Copy the listing below in full and skip every picture.

___ Provided material

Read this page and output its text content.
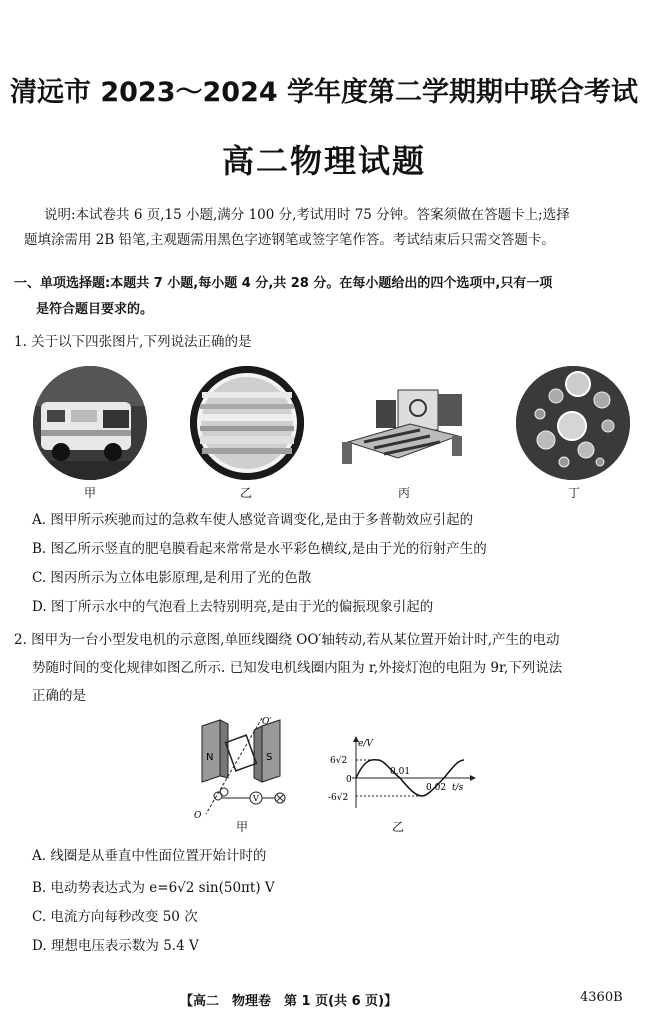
清远市 2023～2024 学年度第二学期期中联合考试
高二物理试题
说明:本试卷共 6 页,15 小题,满分 100 分,考试用时 75 分钟。答案须做在答题卡上;选择
题填涂需用 2B 铅笔,主观题需用黑色字迹钢笔或签字笔作答。考试结束后只需交答题卡。
一、单项选择题:本题共 7 小题,每小题 4 分,共 28 分。在每小题给出的四个选项中,只有一项
是符合题目要求的。
1. 关于以下四张图片,下列说法正确的是
甲	乙	丙	丁
A. 图甲所示疾驰而过的急救车使人感觉音调变化,是由于多普勒效应引起的
B. 图乙所示竖直的肥皂膜看起来常常是水平彩色横纹,是由于光的衍射产生的
C. 图丙所示为立体电影原理,是利用了光的色散
D. 图丁所示水中的气泡看上去特别明亮,是由于光的偏振现象引起的
2. 图甲为一台小型发电机的示意图,单匝线圈绕 OO′轴转动,若从某位置开始计时,产生的电动
势随时间的变化规律如图乙所示. 已知发电机线圈内阻为 r,外接灯泡的电阻为 9r,下列说法
正确的是
N	S
O′
O
V
甲
e/V
t/s
6√2
-6√2
0
0.01
0.02
乙
A. 线圈是从垂直中性面位置开始计时的
B. 电动势表达式为 e=6√2 sin(50πt) V
C. 电流方向每秒改变 50 次
D. 理想电压表示数为 5.4 V
【高二　物理卷　第 1 页(共 6 页)】	4360B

______

_Final result_
Read this page and output its text content.
清远市 2023～2024 学年度第二学期期中联合考试
高二物理试题
说明:本试卷共 6 页,15 小题,满分 100 分,考试用时 75 分钟。答案须做在答题卡上;选择
题填涂需用 2B 铅笔,主观题需用黑色字迹钢笔或签字笔作答。考试结束后只需交答题卡。
一、单项选择题:本题共 7 小题,每小题 4 分,共 28 分。在每小题给出的四个选项中,只有一项
是符合题目要求的。
1. 关于以下四张图片,下列说法正确的是
甲	乙	丙	丁
A. 图甲所示疾驰而过的急救车使人感觉音调变化,是由于多普勒效应引起的
B. 图乙所示竖直的肥皂膜看起来常常是水平彩色横纹,是由于光的衍射产生的
C. 图丙所示为立体电影原理,是利用了光的色散
D. 图丁所示水中的气泡看上去特别明亮,是由于光的偏振现象引起的
2. 图甲为一台小型发电机的示意图,单匝线圈绕 OO′轴转动,若从某位置开始计时,产生的电动
势随时间的变化规律如图乙所示. 已知发电机线圈内阻为 r,外接灯泡的电阻为 9r,下列说法
正确的是
N	S
O′
O
V
甲
e/V
t/s
6√2
-6√2
0
0.01
0.02
乙
A. 线圈是从垂直中性面位置开始计时的
B. 电动势表达式为 e=6√2 sin(50πt) V
C. 电流方向每秒改变 50 次
D. 理想电压表示数为 5.4 V
【高二　物理卷　第 1 页(共 6 页)】	4360B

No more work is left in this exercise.